Aim:
Every entry here needs to be repeated exactly.

[BEGIN Listed records]

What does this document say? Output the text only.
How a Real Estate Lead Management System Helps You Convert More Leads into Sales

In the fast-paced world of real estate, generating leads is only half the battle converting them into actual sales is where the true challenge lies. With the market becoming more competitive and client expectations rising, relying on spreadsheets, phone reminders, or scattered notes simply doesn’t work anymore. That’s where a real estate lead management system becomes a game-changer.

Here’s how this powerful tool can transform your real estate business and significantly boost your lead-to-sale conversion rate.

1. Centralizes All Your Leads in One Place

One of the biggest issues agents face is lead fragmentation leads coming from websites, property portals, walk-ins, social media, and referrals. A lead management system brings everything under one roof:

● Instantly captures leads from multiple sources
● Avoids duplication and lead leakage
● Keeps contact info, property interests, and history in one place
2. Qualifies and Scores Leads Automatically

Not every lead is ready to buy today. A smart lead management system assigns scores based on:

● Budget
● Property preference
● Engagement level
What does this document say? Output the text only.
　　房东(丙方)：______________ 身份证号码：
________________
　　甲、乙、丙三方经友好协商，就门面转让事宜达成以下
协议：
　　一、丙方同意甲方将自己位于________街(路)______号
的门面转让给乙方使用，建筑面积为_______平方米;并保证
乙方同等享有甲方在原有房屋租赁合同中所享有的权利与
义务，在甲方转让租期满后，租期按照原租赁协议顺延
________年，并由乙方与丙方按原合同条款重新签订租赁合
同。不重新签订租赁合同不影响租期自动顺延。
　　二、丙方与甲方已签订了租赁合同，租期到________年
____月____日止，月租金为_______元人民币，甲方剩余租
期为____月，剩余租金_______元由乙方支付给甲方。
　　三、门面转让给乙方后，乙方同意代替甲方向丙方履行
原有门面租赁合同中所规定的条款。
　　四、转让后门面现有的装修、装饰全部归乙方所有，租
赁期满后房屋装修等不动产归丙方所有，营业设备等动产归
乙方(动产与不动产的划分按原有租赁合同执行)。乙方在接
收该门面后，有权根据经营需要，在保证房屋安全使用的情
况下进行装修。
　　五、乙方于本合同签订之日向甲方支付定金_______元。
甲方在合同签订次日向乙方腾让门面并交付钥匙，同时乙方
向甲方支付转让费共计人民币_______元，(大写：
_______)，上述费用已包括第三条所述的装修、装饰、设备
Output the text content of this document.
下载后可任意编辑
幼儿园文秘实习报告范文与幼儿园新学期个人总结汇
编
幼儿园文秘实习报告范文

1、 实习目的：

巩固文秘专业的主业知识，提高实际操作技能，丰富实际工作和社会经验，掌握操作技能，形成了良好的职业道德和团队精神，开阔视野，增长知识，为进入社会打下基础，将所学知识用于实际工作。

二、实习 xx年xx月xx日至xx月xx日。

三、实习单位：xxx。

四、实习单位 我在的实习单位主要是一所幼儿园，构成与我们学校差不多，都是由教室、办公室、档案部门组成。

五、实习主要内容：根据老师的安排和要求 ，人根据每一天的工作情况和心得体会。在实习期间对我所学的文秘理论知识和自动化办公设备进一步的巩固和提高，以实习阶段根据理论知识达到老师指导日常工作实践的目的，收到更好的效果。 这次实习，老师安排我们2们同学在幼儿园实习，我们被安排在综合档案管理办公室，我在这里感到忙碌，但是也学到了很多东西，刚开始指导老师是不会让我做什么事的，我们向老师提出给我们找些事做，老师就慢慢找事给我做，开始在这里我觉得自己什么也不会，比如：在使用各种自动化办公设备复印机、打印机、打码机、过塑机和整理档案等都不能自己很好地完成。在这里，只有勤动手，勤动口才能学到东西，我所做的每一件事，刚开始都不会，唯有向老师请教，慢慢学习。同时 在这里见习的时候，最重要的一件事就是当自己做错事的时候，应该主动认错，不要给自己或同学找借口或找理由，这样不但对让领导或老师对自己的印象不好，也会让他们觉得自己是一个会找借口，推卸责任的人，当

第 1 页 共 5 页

[END Listed records]

Solution below:
What does this document say? Output the text only.
How a Real Estate Lead Management System Helps You Convert More Leads into Sales

In the fast-paced world of real estate, generating leads is only half the battle converting them into actual sales is where the true challenge lies. With the market becoming more competitive and client expectations rising, relying on spreadsheets, phone reminders, or scattered notes simply doesn’t work anymore. That’s where a real estate lead management system becomes a game-changer.

Here’s how this powerful tool can transform your real estate business and significantly boost your lead-to-sale conversion rate.

1. Centralizes All Your Leads in One Place

One of the biggest issues agents face is lead fragmentation leads coming from websites, property portals, walk-ins, social media, and referrals. A lead management system brings everything under one roof:

● Instantly captures leads from multiple sources
● Avoids duplication and lead leakage
● Keeps contact info, property interests, and history in one place
2. Qualifies and Scores Leads Automatically

Not every lead is ready to buy today. A smart lead management system assigns scores based on:

● Budget
● Property preference
● Engagement level
What does this document say? Output the text only.
　　房东(丙方)：______________ 身份证号码：
________________
　　甲、乙、丙三方经友好协商，就门面转让事宜达成以下
协议：
　　一、丙方同意甲方将自己位于________街(路)______号
的门面转让给乙方使用，建筑面积为_______平方米;并保证
乙方同等享有甲方在原有房屋租赁合同中所享有的权利与
义务，在甲方转让租期满后，租期按照原租赁协议顺延
________年，并由乙方与丙方按原合同条款重新签订租赁合
同。不重新签订租赁合同不影响租期自动顺延。
　　二、丙方与甲方已签订了租赁合同，租期到________年
____月____日止，月租金为_______元人民币，甲方剩余租
期为____月，剩余租金_______元由乙方支付给甲方。
　　三、门面转让给乙方后，乙方同意代替甲方向丙方履行
原有门面租赁合同中所规定的条款。
　　四、转让后门面现有的装修、装饰全部归乙方所有，租
赁期满后房屋装修等不动产归丙方所有，营业设备等动产归
乙方(动产与不动产的划分按原有租赁合同执行)。乙方在接
收该门面后，有权根据经营需要，在保证房屋安全使用的情
况下进行装修。
　　五、乙方于本合同签订之日向甲方支付定金_______元。
甲方在合同签订次日向乙方腾让门面并交付钥匙，同时乙方
向甲方支付转让费共计人民币_______元，(大写：
_______)，上述费用已包括第三条所述的装修、装饰、设备
Output the text content of this document.
下载后可任意编辑
幼儿园文秘实习报告范文与幼儿园新学期个人总结汇
编
幼儿园文秘实习报告范文

1、 实习目的：

巩固文秘专业的主业知识，提高实际操作技能，丰富实际工作和社会经验，掌握操作技能，形成了良好的职业道德和团队精神，开阔视野，增长知识，为进入社会打下基础，将所学知识用于实际工作。

二、实习 xx年xx月xx日至xx月xx日。

三、实习单位：xxx。

四、实习单位 我在的实习单位主要是一所幼儿园，构成与我们学校差不多，都是由教室、办公室、档案部门组成。

五、实习主要内容：根据老师的安排和要求 ，人根据每一天的工作情况和心得体会。在实习期间对我所学的文秘理论知识和自动化办公设备进一步的巩固和提高，以实习阶段根据理论知识达到老师指导日常工作实践的目的，收到更好的效果。 这次实习，老师安排我们2们同学在幼儿园实习，我们被安排在综合档案管理办公室，我在这里感到忙碌，但是也学到了很多东西，刚开始指导老师是不会让我做什么事的，我们向老师提出给我们找些事做，老师就慢慢找事给我做，开始在这里我觉得自己什么也不会，比如：在使用各种自动化办公设备复印机、打印机、打码机、过塑机和整理档案等都不能自己很好地完成。在这里，只有勤动手，勤动口才能学到东西，我所做的每一件事，刚开始都不会，唯有向老师请教，慢慢学习。同时 在这里见习的时候，最重要的一件事就是当自己做错事的时候，应该主动认错，不要给自己或同学找借口或找理由，这样不但对让领导或老师对自己的印象不好，也会让他们觉得自己是一个会找借口，推卸责任的人，当

第 1 页 共 5 页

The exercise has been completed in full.